## Direction
Please copy the passage of the South Jersey fishing thread below between "## Lickinfrogs (Mar" and "fish will follow.", inclusive, replacing "bloods" with "sandworms".

## Selected text
*-*-*

# Any Reports???



## FunnyFishMan (Nov 19, 2004)

Did anyone do any fishing in South Jersey? Love to hear from you!

FFM


----------



## ReelinRod (May 29, 2003)

Bass, mostly schoolies have been caught up and down the coast. A 17lb Black Drum was caught in Brigantine. No reall hotspots yet, no real size to anything yet.


----------



## RuddeDogg (Mar 20, 2004)

*Yep.....*

What Sarge said. Things are startin to pick up. I'm goin out tomorrow. I'll let ya know how I did.


----------



## Lickinfrogs (Mar 12, 2006)

*gp stripers*

took a few shorts off gravelling point w/ bloods, didnt see anything that looked like a keeper though. I'm sure bigger fish will follow.


----------



## FunnyFishMan (Nov 19, 2004)

Thanks for the report!!! I think we are about to hop into the season...warm weather is here. Just hope the stripers are hungry!


----------



## ReelinRod (May 29, 2003)

Brigantine seems to be producing well, a 35lber was caught Thursday and others around 20lbs have been caught.


----------



## RuddeDogg (Mar 20, 2004)

*Way Too Many.......*

People today at grassy sound. Caught the out going tide and the bridge was pretty well packed for comfortable fishin. Ain't nothin like havin a guy come and stand right next to ya. Packed up early due to the people. Goin out Sunday. Will report either way.


----------



## RuddeDogg (Mar 20, 2004)

*Easter Sunday........*

Didn't get a chance to get on Sunday. But Wednesday and Thursday look pretty good.


----------



## ReelinRod (May 29, 2003)

I went down to Fortescue on Saturday afternoon, first time wetting a line this year; pretty dismal. Was trying out a new hook for me, Eagle Claw demon circles and had a decent fish on but it came off.   

Great way to start the year . . .


----------



## tommsu1 (Jan 17, 2002)

fished ibsp yesterday, plenty of hits, decided to switch to smaller hooks and caught some shorts


----------



## RuddeDogg (Mar 20, 2004)

*-*-*

## Supplied information
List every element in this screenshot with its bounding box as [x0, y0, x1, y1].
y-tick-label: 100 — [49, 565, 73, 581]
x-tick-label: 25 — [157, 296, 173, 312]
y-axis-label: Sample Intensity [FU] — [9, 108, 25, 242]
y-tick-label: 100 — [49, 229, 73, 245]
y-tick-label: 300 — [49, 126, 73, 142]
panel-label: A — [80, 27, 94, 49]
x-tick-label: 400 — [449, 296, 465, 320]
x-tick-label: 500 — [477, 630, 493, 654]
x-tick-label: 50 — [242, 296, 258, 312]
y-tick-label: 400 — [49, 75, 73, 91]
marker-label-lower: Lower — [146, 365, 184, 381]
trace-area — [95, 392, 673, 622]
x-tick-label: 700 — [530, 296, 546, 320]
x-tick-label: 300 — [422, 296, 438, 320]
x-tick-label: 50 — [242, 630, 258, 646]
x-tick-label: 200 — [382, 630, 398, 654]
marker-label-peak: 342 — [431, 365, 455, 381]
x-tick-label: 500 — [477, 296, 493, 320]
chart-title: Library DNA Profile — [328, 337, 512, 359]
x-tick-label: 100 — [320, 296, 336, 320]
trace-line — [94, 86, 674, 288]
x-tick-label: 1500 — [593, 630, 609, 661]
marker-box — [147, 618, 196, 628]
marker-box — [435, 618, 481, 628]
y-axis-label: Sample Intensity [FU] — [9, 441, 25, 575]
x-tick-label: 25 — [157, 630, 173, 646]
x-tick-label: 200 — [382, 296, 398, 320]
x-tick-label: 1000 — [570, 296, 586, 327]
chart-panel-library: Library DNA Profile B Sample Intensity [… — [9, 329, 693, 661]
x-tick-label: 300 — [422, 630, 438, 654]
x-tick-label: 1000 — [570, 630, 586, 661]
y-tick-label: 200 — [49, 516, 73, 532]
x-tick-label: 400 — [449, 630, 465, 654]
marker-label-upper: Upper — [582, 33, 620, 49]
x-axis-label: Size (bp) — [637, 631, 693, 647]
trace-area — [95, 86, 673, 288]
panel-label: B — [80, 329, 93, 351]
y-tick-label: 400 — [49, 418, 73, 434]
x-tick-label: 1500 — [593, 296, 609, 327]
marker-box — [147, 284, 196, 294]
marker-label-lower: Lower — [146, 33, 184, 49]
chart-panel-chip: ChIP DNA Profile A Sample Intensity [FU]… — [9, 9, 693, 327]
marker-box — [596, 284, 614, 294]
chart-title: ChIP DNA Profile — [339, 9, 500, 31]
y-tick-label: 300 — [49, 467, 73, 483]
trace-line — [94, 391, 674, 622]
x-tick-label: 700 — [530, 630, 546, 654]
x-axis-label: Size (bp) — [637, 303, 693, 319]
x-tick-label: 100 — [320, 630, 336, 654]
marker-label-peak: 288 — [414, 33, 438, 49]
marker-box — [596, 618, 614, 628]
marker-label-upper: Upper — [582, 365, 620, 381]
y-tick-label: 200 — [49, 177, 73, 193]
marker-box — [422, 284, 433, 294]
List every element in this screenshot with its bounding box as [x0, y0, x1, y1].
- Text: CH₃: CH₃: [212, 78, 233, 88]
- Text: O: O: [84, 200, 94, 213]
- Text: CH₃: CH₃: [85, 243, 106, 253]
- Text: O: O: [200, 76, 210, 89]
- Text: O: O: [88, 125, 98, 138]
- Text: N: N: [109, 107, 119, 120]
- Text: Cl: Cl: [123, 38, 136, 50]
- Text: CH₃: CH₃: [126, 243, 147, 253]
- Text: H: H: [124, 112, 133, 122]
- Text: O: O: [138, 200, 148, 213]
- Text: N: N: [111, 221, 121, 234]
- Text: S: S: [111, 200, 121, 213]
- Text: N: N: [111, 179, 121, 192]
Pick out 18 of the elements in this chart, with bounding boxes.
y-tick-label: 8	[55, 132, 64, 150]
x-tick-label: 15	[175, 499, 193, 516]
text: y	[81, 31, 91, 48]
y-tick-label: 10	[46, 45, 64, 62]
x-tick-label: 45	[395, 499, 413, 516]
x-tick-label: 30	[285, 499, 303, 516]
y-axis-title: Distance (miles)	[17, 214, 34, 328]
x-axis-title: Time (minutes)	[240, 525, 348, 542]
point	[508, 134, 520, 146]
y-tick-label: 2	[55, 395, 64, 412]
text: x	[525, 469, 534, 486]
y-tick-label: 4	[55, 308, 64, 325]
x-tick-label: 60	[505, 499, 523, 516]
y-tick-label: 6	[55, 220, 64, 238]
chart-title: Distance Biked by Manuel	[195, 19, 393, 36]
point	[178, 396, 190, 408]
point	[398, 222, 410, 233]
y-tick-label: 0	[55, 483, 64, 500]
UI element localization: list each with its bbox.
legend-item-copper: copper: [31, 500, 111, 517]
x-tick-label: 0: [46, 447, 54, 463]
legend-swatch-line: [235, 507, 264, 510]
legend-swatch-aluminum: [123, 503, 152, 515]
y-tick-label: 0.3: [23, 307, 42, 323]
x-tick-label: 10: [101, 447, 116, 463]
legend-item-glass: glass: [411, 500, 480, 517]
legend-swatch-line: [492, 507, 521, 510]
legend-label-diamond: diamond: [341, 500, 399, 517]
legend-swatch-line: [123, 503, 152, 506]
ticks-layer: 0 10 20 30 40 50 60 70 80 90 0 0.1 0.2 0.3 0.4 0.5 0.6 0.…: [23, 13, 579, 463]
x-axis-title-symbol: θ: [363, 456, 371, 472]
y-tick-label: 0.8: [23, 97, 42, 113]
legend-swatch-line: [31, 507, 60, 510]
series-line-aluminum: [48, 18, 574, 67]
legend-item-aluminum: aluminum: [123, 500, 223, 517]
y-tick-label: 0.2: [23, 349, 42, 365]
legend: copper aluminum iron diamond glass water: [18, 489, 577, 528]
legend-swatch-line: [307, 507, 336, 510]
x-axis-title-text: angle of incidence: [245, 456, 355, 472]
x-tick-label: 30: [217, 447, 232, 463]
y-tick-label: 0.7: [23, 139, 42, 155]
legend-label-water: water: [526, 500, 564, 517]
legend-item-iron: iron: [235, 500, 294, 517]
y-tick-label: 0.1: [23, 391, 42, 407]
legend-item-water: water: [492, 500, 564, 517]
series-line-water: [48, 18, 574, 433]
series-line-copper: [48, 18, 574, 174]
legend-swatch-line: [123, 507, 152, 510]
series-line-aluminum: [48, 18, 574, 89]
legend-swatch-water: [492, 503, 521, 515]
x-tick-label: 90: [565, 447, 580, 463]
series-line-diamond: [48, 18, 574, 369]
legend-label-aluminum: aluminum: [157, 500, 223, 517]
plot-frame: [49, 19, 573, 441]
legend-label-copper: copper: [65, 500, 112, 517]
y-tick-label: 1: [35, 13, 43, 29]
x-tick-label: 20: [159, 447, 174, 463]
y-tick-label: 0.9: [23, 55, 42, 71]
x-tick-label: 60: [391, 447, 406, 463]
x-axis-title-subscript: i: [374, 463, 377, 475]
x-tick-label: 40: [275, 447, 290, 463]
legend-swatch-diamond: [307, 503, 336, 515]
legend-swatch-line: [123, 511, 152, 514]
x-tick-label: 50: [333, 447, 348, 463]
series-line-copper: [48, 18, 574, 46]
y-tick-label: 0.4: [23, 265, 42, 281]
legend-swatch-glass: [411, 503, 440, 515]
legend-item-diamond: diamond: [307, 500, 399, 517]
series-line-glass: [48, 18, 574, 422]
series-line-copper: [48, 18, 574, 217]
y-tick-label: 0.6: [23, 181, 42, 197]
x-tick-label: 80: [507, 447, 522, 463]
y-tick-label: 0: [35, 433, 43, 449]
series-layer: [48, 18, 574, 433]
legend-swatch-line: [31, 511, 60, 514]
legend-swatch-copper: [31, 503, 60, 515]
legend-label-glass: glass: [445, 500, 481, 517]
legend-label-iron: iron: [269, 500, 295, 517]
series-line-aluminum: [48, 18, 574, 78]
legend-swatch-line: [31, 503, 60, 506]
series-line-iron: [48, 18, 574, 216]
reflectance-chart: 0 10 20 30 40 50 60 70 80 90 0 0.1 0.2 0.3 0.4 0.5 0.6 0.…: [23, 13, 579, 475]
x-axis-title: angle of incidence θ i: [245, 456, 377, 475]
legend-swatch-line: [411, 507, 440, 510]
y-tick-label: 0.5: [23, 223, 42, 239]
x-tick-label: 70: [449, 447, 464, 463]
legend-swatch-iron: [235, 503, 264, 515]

*-*-*

## Answer to the problem
## Lickinfrogs (Mar 12, 2006)

*gp stripers*

took a few shorts off gravelling point w/ sandworms, didnt see anything that looked like a keeper though. I'm sure bigger fish will follow.